> [Task statement]:
Write out the full set of records below exactly.

--- begin Items ---

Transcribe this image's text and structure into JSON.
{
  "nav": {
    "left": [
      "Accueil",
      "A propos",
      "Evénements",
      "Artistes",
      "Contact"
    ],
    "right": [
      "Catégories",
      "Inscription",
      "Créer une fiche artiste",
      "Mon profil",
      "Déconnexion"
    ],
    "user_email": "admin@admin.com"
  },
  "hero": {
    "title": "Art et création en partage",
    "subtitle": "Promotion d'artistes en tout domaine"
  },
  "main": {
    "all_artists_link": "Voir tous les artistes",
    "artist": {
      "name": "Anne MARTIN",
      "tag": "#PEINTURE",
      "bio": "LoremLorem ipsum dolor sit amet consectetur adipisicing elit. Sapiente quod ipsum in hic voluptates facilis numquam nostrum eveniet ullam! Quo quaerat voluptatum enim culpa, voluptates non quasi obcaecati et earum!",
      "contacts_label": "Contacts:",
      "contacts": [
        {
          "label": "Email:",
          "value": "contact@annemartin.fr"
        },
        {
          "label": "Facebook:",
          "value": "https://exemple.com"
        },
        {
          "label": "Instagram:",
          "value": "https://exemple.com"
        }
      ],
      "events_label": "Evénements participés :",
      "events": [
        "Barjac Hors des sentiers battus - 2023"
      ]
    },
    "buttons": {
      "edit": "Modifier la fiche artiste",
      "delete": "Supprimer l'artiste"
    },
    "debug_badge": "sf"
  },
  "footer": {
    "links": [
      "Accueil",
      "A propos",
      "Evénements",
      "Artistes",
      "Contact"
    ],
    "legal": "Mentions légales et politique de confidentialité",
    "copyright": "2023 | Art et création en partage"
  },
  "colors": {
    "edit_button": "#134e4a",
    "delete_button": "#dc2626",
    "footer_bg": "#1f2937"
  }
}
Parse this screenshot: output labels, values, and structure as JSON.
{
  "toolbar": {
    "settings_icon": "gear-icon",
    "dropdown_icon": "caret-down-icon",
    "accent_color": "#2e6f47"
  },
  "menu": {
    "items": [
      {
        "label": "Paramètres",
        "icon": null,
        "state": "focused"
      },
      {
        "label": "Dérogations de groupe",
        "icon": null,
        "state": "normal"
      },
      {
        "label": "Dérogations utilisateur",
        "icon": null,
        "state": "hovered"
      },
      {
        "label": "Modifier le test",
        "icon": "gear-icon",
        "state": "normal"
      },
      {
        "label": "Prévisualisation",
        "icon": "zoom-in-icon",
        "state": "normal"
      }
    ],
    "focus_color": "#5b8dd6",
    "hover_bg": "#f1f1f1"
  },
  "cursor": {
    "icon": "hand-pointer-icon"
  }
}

--- end Items ---

> [Right answer]:
Transcribe this image's text and structure into JSON.
{
  "nav": {
    "left": [
      "Accueil",
      "A propos",
      "Evénements",
      "Artistes",
      "Contact"
    ],
    "right": [
      "Catégories",
      "Inscription",
      "Créer une fiche artiste",
      "Mon profil",
      "Déconnexion"
    ],
    "user_email": "admin@admin.com"
  },
  "hero": {
    "title": "Art et création en partage",
    "subtitle": "Promotion d'artistes en tout domaine"
  },
  "main": {
    "all_artists_link": "Voir tous les artistes",
    "artist": {
      "name": "Anne MARTIN",
      "tag": "#PEINTURE",
      "bio": "LoremLorem ipsum dolor sit amet consectetur adipisicing elit. Sapiente quod ipsum in hic voluptates facilis numquam nostrum eveniet ullam! Quo quaerat voluptatum enim culpa, voluptates non quasi obcaecati et earum!",
      "contacts_label": "Contacts:",
      "contacts": [
        {
          "label": "Email:",
          "value": "contact@annemartin.fr"
        },
        {
          "label": "Facebook:",
          "value": "https://exemple.com"
        },
        {
          "label": "Instagram:",
          "value": "https://exemple.com"
        }
      ],
      "events_label": "Evénements participés :",
      "events": [
        "Barjac Hors des sentiers battus - 2023"
      ]
    },
    "buttons": {
      "edit": "Modifier la fiche artiste",
      "delete": "Supprimer l'artiste"
    },
    "debug_badge": "sf"
  },
  "footer": {
    "links": [
      "Accueil",
      "A propos",
      "Evénements",
      "Artistes",
      "Contact"
    ],
    "legal": "Mentions légales et politique de confidentialité",
    "copyright": "2023 | Art et création en partage"
  },
  "colors": {
    "edit_button": "#134e4a",
    "delete_button": "#dc2626",
    "footer_bg": "#1f2937"
  }
}
Parse this screenshot: output labels, values, and structure as JSON.
{
  "toolbar": {
    "settings_icon": "gear-icon",
    "dropdown_icon": "caret-down-icon",
    "accent_color": "#2e6f47"
  },
  "menu": {
    "items": [
      {
        "label": "Paramètres",
        "icon": null,
        "state": "focused"
      },
      {
        "label": "Dérogations de groupe",
        "icon": null,
        "state": "normal"
      },
      {
        "label": "Dérogations utilisateur",
        "icon": null,
        "state": "hovered"
      },
      {
        "label": "Modifier le test",
        "icon": "gear-icon",
        "state": "normal"
      },
      {
        "label": "Prévisualisation",
        "icon": "zoom-in-icon",
        "state": "normal"
      }
    ],
    "focus_color": "#5b8dd6",
    "hover_bg": "#f1f1f1"
  },
  "cursor": {
    "icon": "hand-pointer-icon"
  }
}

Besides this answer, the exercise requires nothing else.